- Written exercise A:
Return the part of the blog post that opens with the words containing "Originallym I thought" and closes with "power than that.", copied exactly.
- Written exercise B:
Retype the lines of the listing, from its first line through the line containing "realname-note: 已在本游戏实名 ♦游戏中心设置", with both ends included.

- Excerpt:
Blog

My 2026 Q3 AI Plan

Have to pay to play.
Jun 30, 2026

Despite how technology typically works (it gets better and cheaper over time), we are seeing the opposite. Costs are increasing across the board and will continue to, since demand is rising and it's still heavily subsidized. I have never been one for subscriptions, if I can help it. It's the whole death by a thousands paper cuts thing. Realistically, with a subscription, I need to now spend $100 (but realistically more like $200) a month on AI costs. So I wanted a solution that works for me.

I looked at all of the hardware in play, including with the Nvidia Inception program pricing. Here's what the hardware looks like:

RTX 4090 - 24 GB ~1.3 GHZ memory. My baseline. RTX 5090 - 32 GB ~1.75 GHZ memory and more CUDA cores. RTX 6000 Pro - 96 GB, otherwise the same as a 5090. RTX 6000 - 48 GB, basically a 4090 with more memory. RTX 5000 pro - 48 or 72 GB, about the same as 6000 pro MAX Q (much lower power), but cut down

Originallym I thought a 6000 pro was the way to go. Even after my discounts, it comes in at about $10,000. But I researched and researched and researched some more. My conclusion was the extra VRAM doesn't do all that much for me. I currently run Qwen3.6-35b-a3b (not using a not so great quant), so it has plenty of room context (about 200k). It fits better than the 27b variant and is very fast, but it's not as good, by a decent margin. So the goal is to get to Q4_K_M -- the sweet spot. You don't lose too much quality and using the better 27b model, it brings it inline with Sonnet 4.6, my daily driver. I don't really need more AI horsepower power than that.

- Data supplied:
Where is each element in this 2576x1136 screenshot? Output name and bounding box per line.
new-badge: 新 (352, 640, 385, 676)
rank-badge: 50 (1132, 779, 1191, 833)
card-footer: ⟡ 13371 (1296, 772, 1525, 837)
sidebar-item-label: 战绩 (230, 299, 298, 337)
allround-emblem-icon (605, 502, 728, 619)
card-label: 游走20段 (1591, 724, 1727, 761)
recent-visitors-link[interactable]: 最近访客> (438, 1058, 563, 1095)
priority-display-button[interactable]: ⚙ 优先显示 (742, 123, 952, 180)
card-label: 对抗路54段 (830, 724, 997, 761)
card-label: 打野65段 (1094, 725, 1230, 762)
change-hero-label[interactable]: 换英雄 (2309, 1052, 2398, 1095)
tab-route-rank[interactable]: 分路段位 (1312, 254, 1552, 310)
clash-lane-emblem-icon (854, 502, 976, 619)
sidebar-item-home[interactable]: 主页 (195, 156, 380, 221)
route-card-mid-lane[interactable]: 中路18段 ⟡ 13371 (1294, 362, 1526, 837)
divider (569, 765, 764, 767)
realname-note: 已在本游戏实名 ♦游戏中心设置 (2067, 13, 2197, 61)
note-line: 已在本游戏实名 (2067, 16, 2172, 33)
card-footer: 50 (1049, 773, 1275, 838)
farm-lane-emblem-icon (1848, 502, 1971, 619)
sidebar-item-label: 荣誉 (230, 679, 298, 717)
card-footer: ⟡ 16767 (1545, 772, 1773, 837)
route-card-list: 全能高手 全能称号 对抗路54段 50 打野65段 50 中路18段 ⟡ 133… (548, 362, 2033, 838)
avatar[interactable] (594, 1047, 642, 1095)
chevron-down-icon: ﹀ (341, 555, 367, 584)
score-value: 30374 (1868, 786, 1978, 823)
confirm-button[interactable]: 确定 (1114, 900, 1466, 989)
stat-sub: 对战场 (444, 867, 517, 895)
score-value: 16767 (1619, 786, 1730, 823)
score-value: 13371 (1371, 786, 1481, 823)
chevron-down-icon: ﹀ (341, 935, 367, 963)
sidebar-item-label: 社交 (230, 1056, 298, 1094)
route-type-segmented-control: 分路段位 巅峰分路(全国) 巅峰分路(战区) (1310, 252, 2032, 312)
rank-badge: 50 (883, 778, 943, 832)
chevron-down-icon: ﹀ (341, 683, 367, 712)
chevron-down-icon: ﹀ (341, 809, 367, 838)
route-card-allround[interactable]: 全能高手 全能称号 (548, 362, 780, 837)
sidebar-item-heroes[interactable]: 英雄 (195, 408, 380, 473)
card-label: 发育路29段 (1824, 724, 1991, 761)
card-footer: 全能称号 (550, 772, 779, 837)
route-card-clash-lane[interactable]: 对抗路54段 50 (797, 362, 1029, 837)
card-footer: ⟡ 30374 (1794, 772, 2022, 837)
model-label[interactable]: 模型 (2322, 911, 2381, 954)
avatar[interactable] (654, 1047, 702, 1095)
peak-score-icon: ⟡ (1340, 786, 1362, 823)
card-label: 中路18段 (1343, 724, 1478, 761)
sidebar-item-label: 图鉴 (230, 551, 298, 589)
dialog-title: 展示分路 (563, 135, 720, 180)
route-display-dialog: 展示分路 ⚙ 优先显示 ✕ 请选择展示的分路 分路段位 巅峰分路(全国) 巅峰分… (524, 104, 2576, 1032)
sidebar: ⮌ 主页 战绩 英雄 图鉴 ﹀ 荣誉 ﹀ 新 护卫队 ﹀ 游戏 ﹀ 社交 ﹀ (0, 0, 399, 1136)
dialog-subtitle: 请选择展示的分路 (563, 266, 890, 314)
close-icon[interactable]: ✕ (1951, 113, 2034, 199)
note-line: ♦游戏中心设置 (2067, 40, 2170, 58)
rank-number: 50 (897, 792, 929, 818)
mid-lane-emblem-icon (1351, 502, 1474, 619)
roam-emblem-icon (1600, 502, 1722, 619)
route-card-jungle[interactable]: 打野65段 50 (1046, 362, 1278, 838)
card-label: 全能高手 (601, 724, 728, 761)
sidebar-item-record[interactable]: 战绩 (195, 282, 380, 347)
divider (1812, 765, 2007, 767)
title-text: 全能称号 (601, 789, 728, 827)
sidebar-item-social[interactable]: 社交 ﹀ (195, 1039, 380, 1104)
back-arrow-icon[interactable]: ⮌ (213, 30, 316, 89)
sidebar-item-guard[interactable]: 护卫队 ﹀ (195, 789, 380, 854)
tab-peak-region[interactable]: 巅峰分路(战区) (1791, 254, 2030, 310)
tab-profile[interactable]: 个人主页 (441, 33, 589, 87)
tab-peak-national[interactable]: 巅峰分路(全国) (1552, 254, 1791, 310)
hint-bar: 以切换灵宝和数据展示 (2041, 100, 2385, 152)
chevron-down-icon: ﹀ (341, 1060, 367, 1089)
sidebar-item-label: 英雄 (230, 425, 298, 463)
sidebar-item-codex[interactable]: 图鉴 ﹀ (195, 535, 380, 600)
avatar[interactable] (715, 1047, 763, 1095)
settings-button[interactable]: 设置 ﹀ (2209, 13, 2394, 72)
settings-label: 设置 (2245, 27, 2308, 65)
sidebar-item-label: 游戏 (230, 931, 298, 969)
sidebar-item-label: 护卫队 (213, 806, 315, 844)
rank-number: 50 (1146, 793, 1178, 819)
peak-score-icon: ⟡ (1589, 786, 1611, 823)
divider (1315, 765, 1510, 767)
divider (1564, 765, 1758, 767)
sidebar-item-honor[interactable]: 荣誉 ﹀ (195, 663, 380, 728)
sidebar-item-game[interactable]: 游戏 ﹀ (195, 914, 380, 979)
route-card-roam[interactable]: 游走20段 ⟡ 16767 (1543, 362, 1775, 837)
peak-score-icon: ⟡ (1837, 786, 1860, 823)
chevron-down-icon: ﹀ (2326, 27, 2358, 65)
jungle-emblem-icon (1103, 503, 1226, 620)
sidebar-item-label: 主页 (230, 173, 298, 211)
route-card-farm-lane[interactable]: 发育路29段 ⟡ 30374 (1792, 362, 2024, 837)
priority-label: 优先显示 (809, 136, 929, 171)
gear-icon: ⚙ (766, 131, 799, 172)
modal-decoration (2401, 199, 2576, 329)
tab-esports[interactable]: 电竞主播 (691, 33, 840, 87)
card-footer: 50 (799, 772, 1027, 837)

- Complete response A:
Originallym I thought a 6000 pro was the way to go. Even after my discounts, it comes in at about $10,000. But I researched and researched and researched some more. My conclusion was the extra VRAM doesn't do all that much for me. I currently run Qwen3.6-35b-a3b (not using a not so great quant), so it has plenty of room context (about 200k). It fits better than the 27b variant and is very fast, but it's not as good, by a decent margin. So the goal is to get to Q4_K_M -- the sweet spot. You don't lose too much quality and using the better 27b model, it brings it inline with Sonnet 4.6, my daily driver. I don't really need more AI horsepower power than that.

- Complete response B:
Where is each element in this 2576x1136 screenshot? Output name and bounding box per line.
new-badge: 新 (352, 640, 385, 676)
rank-badge: 50 (1132, 779, 1191, 833)
card-footer: ⟡ 13371 (1296, 772, 1525, 837)
sidebar-item-label: 战绩 (230, 299, 298, 337)
allround-emblem-icon (605, 502, 728, 619)
card-label: 游走20段 (1591, 724, 1727, 761)
recent-visitors-link[interactable]: 最近访客> (438, 1058, 563, 1095)
priority-display-button[interactable]: ⚙ 优先显示 (742, 123, 952, 180)
card-label: 对抗路54段 (830, 724, 997, 761)
card-label: 打野65段 (1094, 725, 1230, 762)
change-hero-label[interactable]: 换英雄 (2309, 1052, 2398, 1095)
tab-route-rank[interactable]: 分路段位 (1312, 254, 1552, 310)
clash-lane-emblem-icon (854, 502, 976, 619)
sidebar-item-home[interactable]: 主页 (195, 156, 380, 221)
route-card-mid-lane[interactable]: 中路18段 ⟡ 13371 (1294, 362, 1526, 837)
divider (569, 765, 764, 767)
realname-note: 已在本游戏实名 ♦游戏中心设置 (2067, 13, 2197, 61)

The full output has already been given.